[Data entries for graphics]
*****
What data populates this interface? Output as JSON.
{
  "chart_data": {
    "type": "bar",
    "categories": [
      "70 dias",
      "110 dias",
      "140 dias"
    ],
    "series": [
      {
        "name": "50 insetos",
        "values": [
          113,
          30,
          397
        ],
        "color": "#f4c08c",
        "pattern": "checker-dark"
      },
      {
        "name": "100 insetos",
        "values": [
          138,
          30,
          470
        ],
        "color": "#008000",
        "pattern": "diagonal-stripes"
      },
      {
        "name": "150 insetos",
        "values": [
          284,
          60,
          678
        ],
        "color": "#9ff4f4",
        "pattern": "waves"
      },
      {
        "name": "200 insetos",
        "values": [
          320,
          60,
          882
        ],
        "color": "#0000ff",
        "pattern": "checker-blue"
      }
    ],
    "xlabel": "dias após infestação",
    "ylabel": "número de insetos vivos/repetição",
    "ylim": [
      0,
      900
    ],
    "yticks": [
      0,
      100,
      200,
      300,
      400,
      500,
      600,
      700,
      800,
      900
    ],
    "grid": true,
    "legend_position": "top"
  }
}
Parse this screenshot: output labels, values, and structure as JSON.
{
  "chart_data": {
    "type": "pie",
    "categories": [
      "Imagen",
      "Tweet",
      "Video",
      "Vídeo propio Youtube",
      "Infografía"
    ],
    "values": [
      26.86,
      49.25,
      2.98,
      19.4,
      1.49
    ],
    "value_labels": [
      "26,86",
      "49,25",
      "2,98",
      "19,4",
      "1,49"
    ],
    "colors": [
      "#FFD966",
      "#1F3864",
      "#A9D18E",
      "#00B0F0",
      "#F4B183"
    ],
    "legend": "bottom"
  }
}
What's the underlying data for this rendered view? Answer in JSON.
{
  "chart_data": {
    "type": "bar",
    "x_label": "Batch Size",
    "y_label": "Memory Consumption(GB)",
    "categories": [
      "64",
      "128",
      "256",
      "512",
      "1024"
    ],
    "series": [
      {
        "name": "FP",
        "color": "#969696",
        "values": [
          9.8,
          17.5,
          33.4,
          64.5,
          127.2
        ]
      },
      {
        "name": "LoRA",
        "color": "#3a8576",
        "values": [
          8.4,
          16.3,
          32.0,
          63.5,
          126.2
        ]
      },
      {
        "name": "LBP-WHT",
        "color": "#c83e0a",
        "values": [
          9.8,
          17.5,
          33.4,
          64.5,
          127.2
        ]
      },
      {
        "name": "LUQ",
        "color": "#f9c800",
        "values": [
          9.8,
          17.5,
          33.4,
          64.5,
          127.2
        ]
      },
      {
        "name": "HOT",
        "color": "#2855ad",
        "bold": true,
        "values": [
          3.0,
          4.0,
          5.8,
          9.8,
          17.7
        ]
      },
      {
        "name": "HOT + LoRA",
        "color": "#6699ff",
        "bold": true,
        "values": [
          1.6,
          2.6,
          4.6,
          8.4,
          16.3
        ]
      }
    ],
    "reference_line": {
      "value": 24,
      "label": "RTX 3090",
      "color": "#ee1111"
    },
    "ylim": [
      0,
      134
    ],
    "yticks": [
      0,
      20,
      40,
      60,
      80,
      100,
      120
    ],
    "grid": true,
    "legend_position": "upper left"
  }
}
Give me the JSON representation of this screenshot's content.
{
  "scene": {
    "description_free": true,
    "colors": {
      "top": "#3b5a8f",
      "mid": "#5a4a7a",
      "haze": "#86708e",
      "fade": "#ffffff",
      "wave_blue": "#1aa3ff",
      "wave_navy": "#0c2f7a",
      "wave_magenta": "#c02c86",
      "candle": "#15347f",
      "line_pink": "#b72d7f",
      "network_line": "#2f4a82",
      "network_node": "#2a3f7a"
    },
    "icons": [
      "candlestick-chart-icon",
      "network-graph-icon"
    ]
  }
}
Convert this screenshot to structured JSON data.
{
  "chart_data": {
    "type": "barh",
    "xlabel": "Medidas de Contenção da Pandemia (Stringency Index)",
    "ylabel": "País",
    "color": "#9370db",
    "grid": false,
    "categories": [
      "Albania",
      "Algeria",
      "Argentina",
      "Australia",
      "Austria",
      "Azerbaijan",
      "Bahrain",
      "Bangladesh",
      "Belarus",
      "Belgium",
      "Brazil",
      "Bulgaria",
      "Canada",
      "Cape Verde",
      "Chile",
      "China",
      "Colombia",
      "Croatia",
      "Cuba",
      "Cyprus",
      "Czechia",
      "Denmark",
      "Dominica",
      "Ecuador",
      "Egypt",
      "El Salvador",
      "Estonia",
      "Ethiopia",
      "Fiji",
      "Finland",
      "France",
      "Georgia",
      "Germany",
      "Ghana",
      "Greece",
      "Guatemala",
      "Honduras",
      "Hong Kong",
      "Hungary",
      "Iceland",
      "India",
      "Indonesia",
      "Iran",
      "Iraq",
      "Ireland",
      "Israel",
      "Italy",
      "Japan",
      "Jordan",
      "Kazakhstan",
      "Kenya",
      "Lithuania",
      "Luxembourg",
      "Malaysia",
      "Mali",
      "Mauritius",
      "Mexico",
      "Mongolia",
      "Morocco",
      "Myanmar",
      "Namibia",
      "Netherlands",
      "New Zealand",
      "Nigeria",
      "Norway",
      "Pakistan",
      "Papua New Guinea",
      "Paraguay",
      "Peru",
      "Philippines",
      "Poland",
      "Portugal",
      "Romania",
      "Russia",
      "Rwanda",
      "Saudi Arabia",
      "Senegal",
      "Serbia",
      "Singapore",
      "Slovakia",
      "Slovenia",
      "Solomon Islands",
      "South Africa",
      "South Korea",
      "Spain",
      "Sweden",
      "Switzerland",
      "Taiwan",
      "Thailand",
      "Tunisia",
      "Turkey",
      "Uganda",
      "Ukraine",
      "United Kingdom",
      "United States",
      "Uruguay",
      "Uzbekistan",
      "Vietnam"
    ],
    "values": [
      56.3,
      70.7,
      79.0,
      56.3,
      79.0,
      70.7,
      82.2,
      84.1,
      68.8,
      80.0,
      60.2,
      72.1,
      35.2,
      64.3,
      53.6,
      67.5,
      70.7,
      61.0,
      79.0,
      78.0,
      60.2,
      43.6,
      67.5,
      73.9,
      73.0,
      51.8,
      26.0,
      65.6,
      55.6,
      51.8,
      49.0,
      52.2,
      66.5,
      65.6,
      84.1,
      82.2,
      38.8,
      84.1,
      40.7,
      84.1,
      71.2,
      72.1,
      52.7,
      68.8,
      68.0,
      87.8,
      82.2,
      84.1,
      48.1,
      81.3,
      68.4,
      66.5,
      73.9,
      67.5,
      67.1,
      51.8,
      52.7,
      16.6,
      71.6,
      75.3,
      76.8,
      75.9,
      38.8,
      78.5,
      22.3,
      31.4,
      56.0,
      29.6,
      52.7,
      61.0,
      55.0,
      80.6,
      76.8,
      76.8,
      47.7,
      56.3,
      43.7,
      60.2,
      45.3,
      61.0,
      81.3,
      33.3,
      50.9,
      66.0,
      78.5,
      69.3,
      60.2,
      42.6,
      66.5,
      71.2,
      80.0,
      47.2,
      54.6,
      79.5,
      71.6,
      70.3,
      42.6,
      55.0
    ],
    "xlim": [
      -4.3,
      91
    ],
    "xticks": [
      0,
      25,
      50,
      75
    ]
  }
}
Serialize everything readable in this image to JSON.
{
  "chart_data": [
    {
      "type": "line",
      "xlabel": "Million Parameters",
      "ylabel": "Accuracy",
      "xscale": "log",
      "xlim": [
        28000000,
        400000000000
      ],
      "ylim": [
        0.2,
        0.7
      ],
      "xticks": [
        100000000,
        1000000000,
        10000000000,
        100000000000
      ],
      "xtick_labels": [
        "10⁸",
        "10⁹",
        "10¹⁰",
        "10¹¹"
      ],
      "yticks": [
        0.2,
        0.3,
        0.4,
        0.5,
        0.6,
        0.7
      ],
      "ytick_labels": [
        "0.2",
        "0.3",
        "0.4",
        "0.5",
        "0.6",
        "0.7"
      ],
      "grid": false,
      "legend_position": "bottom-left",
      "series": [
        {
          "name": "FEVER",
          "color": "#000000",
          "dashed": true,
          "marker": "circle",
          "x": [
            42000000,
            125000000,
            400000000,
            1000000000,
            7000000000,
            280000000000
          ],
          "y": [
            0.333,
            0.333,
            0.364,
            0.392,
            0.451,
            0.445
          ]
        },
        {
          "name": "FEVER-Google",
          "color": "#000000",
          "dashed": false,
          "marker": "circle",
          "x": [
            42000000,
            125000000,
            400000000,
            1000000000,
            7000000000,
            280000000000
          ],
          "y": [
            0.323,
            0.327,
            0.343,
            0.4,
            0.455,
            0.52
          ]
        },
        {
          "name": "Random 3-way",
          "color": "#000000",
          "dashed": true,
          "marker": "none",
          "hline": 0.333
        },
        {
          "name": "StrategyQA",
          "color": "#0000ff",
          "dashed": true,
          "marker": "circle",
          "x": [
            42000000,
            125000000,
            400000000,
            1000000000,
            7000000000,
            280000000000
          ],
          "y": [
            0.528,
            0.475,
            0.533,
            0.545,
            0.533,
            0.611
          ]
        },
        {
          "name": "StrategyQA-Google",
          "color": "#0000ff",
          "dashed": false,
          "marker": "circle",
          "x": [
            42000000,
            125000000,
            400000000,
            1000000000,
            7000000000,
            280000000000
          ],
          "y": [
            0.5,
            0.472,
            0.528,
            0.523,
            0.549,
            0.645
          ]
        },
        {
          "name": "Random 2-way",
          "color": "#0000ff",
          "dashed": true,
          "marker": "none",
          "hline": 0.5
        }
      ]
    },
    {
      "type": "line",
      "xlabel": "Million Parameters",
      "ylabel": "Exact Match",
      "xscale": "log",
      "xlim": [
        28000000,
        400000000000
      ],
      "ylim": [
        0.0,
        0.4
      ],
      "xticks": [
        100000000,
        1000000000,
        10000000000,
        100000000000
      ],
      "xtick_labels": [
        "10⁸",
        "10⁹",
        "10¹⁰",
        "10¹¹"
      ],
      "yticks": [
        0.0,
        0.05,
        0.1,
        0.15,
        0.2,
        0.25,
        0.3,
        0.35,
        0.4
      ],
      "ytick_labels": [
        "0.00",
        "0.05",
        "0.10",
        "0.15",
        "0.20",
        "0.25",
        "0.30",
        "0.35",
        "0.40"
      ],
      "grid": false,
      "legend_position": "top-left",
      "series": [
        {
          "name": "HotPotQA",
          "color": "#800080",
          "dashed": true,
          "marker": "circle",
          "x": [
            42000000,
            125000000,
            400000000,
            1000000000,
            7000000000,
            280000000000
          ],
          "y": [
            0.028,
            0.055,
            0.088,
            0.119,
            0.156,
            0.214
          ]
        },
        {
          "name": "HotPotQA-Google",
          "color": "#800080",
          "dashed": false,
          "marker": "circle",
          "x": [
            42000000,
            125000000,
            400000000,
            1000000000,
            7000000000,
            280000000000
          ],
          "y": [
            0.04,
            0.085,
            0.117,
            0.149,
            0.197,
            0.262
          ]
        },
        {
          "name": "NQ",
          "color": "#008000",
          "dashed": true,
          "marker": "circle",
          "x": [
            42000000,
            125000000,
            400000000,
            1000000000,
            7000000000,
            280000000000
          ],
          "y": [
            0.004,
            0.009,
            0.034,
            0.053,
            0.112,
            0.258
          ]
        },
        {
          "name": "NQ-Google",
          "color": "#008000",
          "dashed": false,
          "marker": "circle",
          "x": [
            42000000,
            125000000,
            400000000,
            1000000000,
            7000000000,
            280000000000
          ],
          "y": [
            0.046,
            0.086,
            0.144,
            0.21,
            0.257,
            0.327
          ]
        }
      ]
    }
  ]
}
*****
* Given problem:
Take every line from the data that contains the word "HotPotQA".

* Answer below:
          "name": "HotPotQA",
          "name": "HotPotQA-Google",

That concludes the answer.